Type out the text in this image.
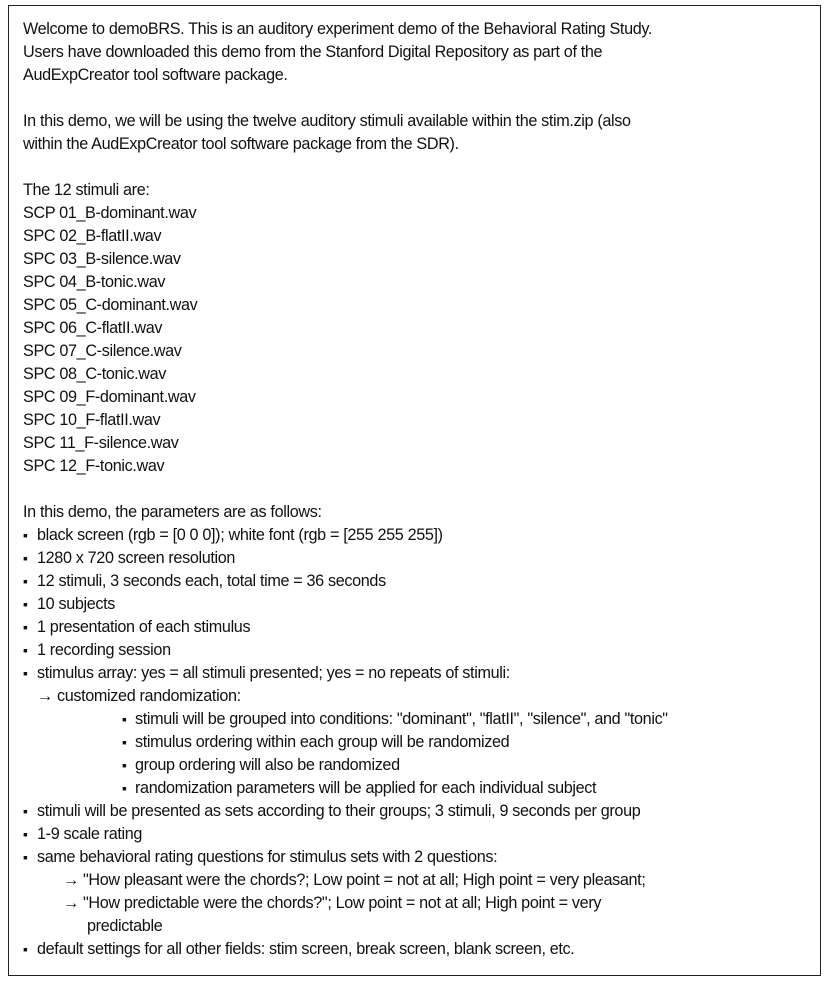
Welcome to demoBRS. This is an auditory experiment demo of the Behavioral Rating Study.

Users have downloaded this demo from the Stanford Digital Repository as part of the

AudExpCreator tool software package.

In this demo, we will be using the twelve auditory stimuli available within the stim.zip (also

within the AudExpCreator tool software package from the SDR).

The 12 stimuli are:

SCP 01_B-dominant.wav

SPC 02_B-flatII.wav

SPC 03_B-silence.wav

SPC 04_B-tonic.wav

SPC 05_C-dominant.wav

SPC 06_C-flatII.wav

SPC 07_C-silence.wav

SPC 08_C-tonic.wav

SPC 09_F-dominant.wav

SPC 10_F-flatII.wav

SPC 11_F-silence.wav

SPC 12_F-tonic.wav

In this demo, the parameters are as follows:

▪ black screen (rgb = [0 0 0]); white font (rgb = [255 255 255])

▪ 1280 x 720 screen resolution

▪ 12 stimuli, 3 seconds each, total time = 36 seconds

▪ 10 subjects

▪ 1 presentation of each stimulus

▪ 1 recording session

▪ stimulus array: yes = all stimuli presented; yes = no repeats of stimuli:

→ customized randomization:

▪ stimuli will be grouped into conditions: "dominant", "flatII", "silence", and "tonic"

▪ stimulus ordering within each group will be randomized

▪ group ordering will also be randomized

▪ randomization parameters will be applied for each individual subject

▪ stimuli will be presented as sets according to their groups; 3 stimuli, 9 seconds per group

▪ 1-9 scale rating

▪ same behavioral rating questions for stimulus sets with 2 questions:

→ "How pleasant were the chords?; Low point = not at all; High point = very pleasant;

→ "How predictable were the chords?"; Low point = not at all; High point = very

predictable

▪ default settings for all other fields: stim screen, break screen, blank screen, etc.
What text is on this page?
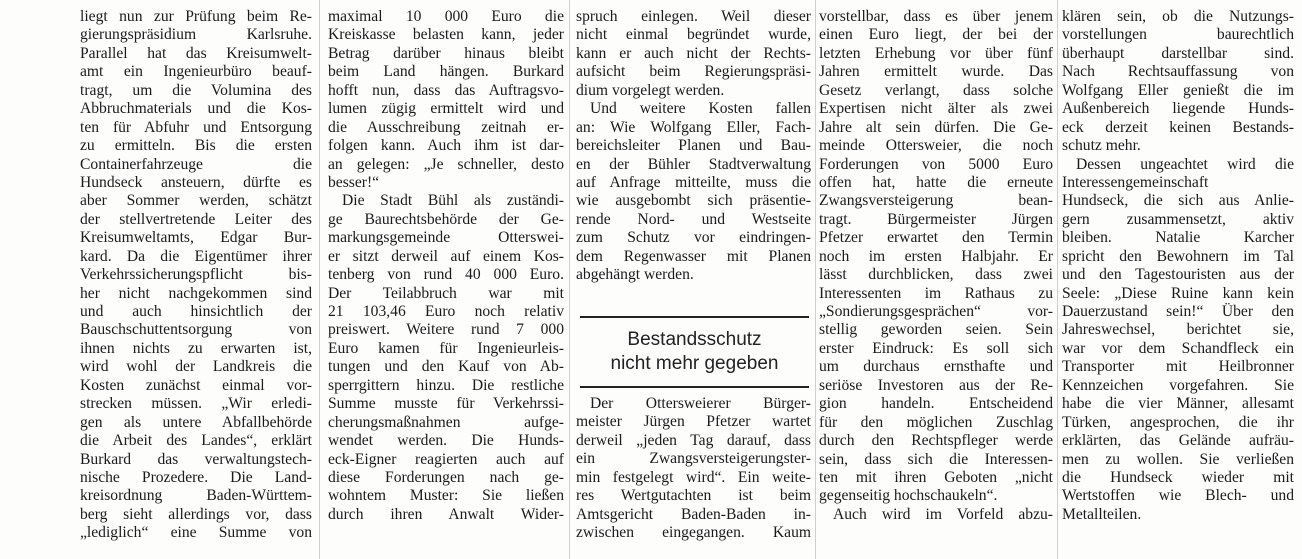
liegt nun zur Prüfung beim Re-
gierungspräsidium Karlsruhe.
Parallel hat das Kreisumwelt-
amt ein Ingenieurbüro beauf-
tragt, um die Volumina des
Abbruchmaterials und die Kos-
ten für Abfuhr und Entsorgung
zu ermitteln. Bis die ersten
Containerfahrzeuge die
Hundseck ansteuern, dürfte es
aber Sommer werden, schätzt
der stellvertretende Leiter des
Kreisumweltamts, Edgar Bur-
kard. Da die Eigentümer ihrer
Verkehrssicherungspflicht bis-
her nicht nachgekommen sind
und auch hinsichtlich der
Bauschschuttentsorgung von
ihnen nichts zu erwarten ist,
wird wohl der Landkreis die
Kosten zunächst einmal vor-
strecken müssen. „Wir erledi-
gen als untere Abfallbehörde
die Arbeit des Landes“, erklärt
Burkard das verwaltungstech-
nische Prozedere. Die Land-
kreisordnung Baden-Württem-
berg sieht allerdings vor, dass
„lediglich“ eine Summe von
maximal 10 000 Euro die
Kreiskasse belasten kann, jeder
Betrag darüber hinaus bleibt
beim Land hängen. Burkard
hofft nun, dass das Auftragsvo-
lumen zügig ermittelt wird und
die Ausschreibung zeitnah er-
folgen kann. Auch ihm ist dar-
an gelegen: „Je schneller, desto
besser!“
Die Stadt Bühl als zuständi-
ge Baurechtsbehörde der Ge-
markungsgemeinde Otterswei-
er sitzt derweil auf einem Kos-
tenberg von rund 40 000 Euro.
Der Teilabbruch war mit
21 103,46 Euro noch relativ
preiswert. Weitere rund 7 000
Euro kamen für Ingenieurleis-
tungen und den Kauf von Ab-
sperrgittern hinzu. Die restliche
Summe musste für Verkehrssi-
cherungsmaßnahmen aufge-
wendet werden. Die Hunds-
eck-Eigner reagierten auch auf
diese Forderungen nach ge-
wohntem Muster: Sie ließen
durch ihren Anwalt Wider-
spruch einlegen. Weil dieser
nicht einmal begründet wurde,
kann er auch nicht der Rechts-
aufsicht beim Regierungspräsi-
dium vorgelegt werden.
Und weitere Kosten fallen
an: Wie Wolfgang Eller, Fach-
bereichsleiter Planen und Bau-
en der Bühler Stadtverwaltung
auf Anfrage mitteilte, muss die
wie ausgebombt sich präsentie-
rende Nord- und Westseite
zum Schutz vor eindringen-
dem Regenwasser mit Planen
abgehängt werden.
Bestandsschutz
nicht mehr gegeben
Der Ottersweierer Bürger-
meister Jürgen Pfetzer wartet
derweil „jeden Tag darauf, dass
ein Zwangsversteigerungster-
min festgelegt wird“. Ein weite-
res Wertgutachten ist beim
Amtsgericht Baden-Baden in-
zwischen eingegangen. Kaum
vorstellbar, dass es über jenem
einen Euro liegt, der bei der
letzten Erhebung vor über fünf
Jahren ermittelt wurde. Das
Gesetz verlangt, dass solche
Expertisen nicht älter als zwei
Jahre alt sein dürfen. Die Ge-
meinde Ottersweier, die noch
Forderungen von 5000 Euro
offen hat, hatte die erneute
Zwangsversteigerung bean-
tragt. Bürgermeister Jürgen
Pfetzer erwartet den Termin
noch im ersten Halbjahr. Er
lässt durchblicken, dass zwei
Interessenten im Rathaus zu
„Sondierungsgesprächen“ vor-
stellig geworden seien. Sein
erster Eindruck: Es soll sich
um durchaus ernsthafte und
seriöse Investoren aus der Re-
gion handeln. Entscheidend
für den möglichen Zuschlag
durch den Rechtspfleger werde
sein, dass sich die Interessen-
ten mit ihren Geboten „nicht
gegenseitig hochschaukeln“.
Auch wird im Vorfeld abzu-
klären sein, ob die Nutzungs-
vorstellungen baurechtlich
überhaupt darstellbar sind.
Nach Rechtsauffassung von
Wolfgang Eller genießt die im
Außenbereich liegende Hunds-
eck derzeit keinen Bestands-
schutz mehr.
Dessen ungeachtet wird die
Interessengemeinschaft
Hundseck, die sich aus Anlie-
gern zusammensetzt, aktiv
bleiben. Natalie Karcher
spricht den Bewohnern im Tal
und den Tagestouristen aus der
Seele: „Diese Ruine kann kein
Dauerzustand sein!“ Über den
Jahreswechsel, berichtet sie,
war vor dem Schandfleck ein
Transporter mit Heilbronner
Kennzeichen vorgefahren. Sie
habe die vier Männer, allesamt
Türken, angesprochen, die ihr
erklärten, das Gelände aufräu-
men zu wollen. Sie verließen
die Hundseck wieder mit
Wertstoffen wie Blech- und
Metallteilen.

__Problem to solve__
Write out each entry exactly as given, but skip the pictures.

__Exercise answer__
Type out the text in this image.
Welcome to demoBRS. This is an auditory experiment demo of the Behavioral Rating Study.

Users have downloaded this demo from the Stanford Digital Repository as part of the

AudExpCreator tool software package.

In this demo, we will be using the twelve auditory stimuli available within the stim.zip (also

within the AudExpCreator tool software package from the SDR).

The 12 stimuli are:

SCP 01_B-dominant.wav

SPC 02_B-flatII.wav

SPC 03_B-silence.wav

SPC 04_B-tonic.wav

SPC 05_C-dominant.wav

SPC 06_C-flatII.wav

SPC 07_C-silence.wav

SPC 08_C-tonic.wav

SPC 09_F-dominant.wav

SPC 10_F-flatII.wav

SPC 11_F-silence.wav

SPC 12_F-tonic.wav

In this demo, the parameters are as follows:

▪ black screen (rgb = [0 0 0]); white font (rgb = [255 255 255])

▪ 1280 x 720 screen resolution

▪ 12 stimuli, 3 seconds each, total time = 36 seconds

▪ 10 subjects

▪ 1 presentation of each stimulus

▪ 1 recording session

▪ stimulus array: yes = all stimuli presented; yes = no repeats of stimuli:

→ customized randomization:

▪ stimuli will be grouped into conditions: "dominant", "flatII", "silence", and "tonic"

▪ stimulus ordering within each group will be randomized

▪ group ordering will also be randomized

▪ randomization parameters will be applied for each individual subject

▪ stimuli will be presented as sets according to their groups; 3 stimuli, 9 seconds per group

▪ 1-9 scale rating

▪ same behavioral rating questions for stimulus sets with 2 questions:

→ "How pleasant were the chords?; Low point = not at all; High point = very pleasant;

→ "How predictable were the chords?"; Low point = not at all; High point = very

predictable

▪ default settings for all other fields: stim screen, break screen, blank screen, etc.
What text is on this page?
liegt nun zur Prüfung beim Re-
gierungspräsidium Karlsruhe.
Parallel hat das Kreisumwelt-
amt ein Ingenieurbüro beauf-
tragt, um die Volumina des
Abbruchmaterials und die Kos-
ten für Abfuhr und Entsorgung
zu ermitteln. Bis die ersten
Containerfahrzeuge die
Hundseck ansteuern, dürfte es
aber Sommer werden, schätzt
der stellvertretende Leiter des
Kreisumweltamts, Edgar Bur-
kard. Da die Eigentümer ihrer
Verkehrssicherungspflicht bis-
her nicht nachgekommen sind
und auch hinsichtlich der
Bauschschuttentsorgung von
ihnen nichts zu erwarten ist,
wird wohl der Landkreis die
Kosten zunächst einmal vor-
strecken müssen. „Wir erledi-
gen als untere Abfallbehörde
die Arbeit des Landes“, erklärt
Burkard das verwaltungstech-
nische Prozedere. Die Land-
kreisordnung Baden-Württem-
berg sieht allerdings vor, dass
„lediglich“ eine Summe von
maximal 10 000 Euro die
Kreiskasse belasten kann, jeder
Betrag darüber hinaus bleibt
beim Land hängen. Burkard
hofft nun, dass das Auftragsvo-
lumen zügig ermittelt wird und
die Ausschreibung zeitnah er-
folgen kann. Auch ihm ist dar-
an gelegen: „Je schneller, desto
besser!“
Die Stadt Bühl als zuständi-
ge Baurechtsbehörde der Ge-
markungsgemeinde Otterswei-
er sitzt derweil auf einem Kos-
tenberg von rund 40 000 Euro.
Der Teilabbruch war mit
21 103,46 Euro noch relativ
preiswert. Weitere rund 7 000
Euro kamen für Ingenieurleis-
tungen und den Kauf von Ab-
sperrgittern hinzu. Die restliche
Summe musste für Verkehrssi-
cherungsmaßnahmen aufge-
wendet werden. Die Hunds-
eck-Eigner reagierten auch auf
diese Forderungen nach ge-
wohntem Muster: Sie ließen
durch ihren Anwalt Wider-
spruch einlegen. Weil dieser
nicht einmal begründet wurde,
kann er auch nicht der Rechts-
aufsicht beim Regierungspräsi-
dium vorgelegt werden.
Und weitere Kosten fallen
an: Wie Wolfgang Eller, Fach-
bereichsleiter Planen und Bau-
en der Bühler Stadtverwaltung
auf Anfrage mitteilte, muss die
wie ausgebombt sich präsentie-
rende Nord- und Westseite
zum Schutz vor eindringen-
dem Regenwasser mit Planen
abgehängt werden.
Bestandsschutz
nicht mehr gegeben
Der Ottersweierer Bürger-
meister Jürgen Pfetzer wartet
derweil „jeden Tag darauf, dass
ein Zwangsversteigerungster-
min festgelegt wird“. Ein weite-
res Wertgutachten ist beim
Amtsgericht Baden-Baden in-
zwischen eingegangen. Kaum
vorstellbar, dass es über jenem
einen Euro liegt, der bei der
letzten Erhebung vor über fünf
Jahren ermittelt wurde. Das
Gesetz verlangt, dass solche
Expertisen nicht älter als zwei
Jahre alt sein dürfen. Die Ge-
meinde Ottersweier, die noch
Forderungen von 5000 Euro
offen hat, hatte die erneute
Zwangsversteigerung bean-
tragt. Bürgermeister Jürgen
Pfetzer erwartet den Termin
noch im ersten Halbjahr. Er
lässt durchblicken, dass zwei
Interessenten im Rathaus zu
„Sondierungsgesprächen“ vor-
stellig geworden seien. Sein
erster Eindruck: Es soll sich
um durchaus ernsthafte und
seriöse Investoren aus der Re-
gion handeln. Entscheidend
für den möglichen Zuschlag
durch den Rechtspfleger werde
sein, dass sich die Interessen-
ten mit ihren Geboten „nicht
gegenseitig hochschaukeln“.
Auch wird im Vorfeld abzu-
klären sein, ob die Nutzungs-
vorstellungen baurechtlich
überhaupt darstellbar sind.
Nach Rechtsauffassung von
Wolfgang Eller genießt die im
Außenbereich liegende Hunds-
eck derzeit keinen Bestands-
schutz mehr.
Dessen ungeachtet wird die
Interessengemeinschaft
Hundseck, die sich aus Anlie-
gern zusammensetzt, aktiv
bleiben. Natalie Karcher
spricht den Bewohnern im Tal
und den Tagestouristen aus der
Seele: „Diese Ruine kann kein
Dauerzustand sein!“ Über den
Jahreswechsel, berichtet sie,
war vor dem Schandfleck ein
Transporter mit Heilbronner
Kennzeichen vorgefahren. Sie
habe die vier Männer, allesamt
Türken, angesprochen, die ihr
erklärten, das Gelände aufräu-
men zu wollen. Sie verließen
die Hundseck wieder mit
Wertstoffen wie Blech- und
Metallteilen.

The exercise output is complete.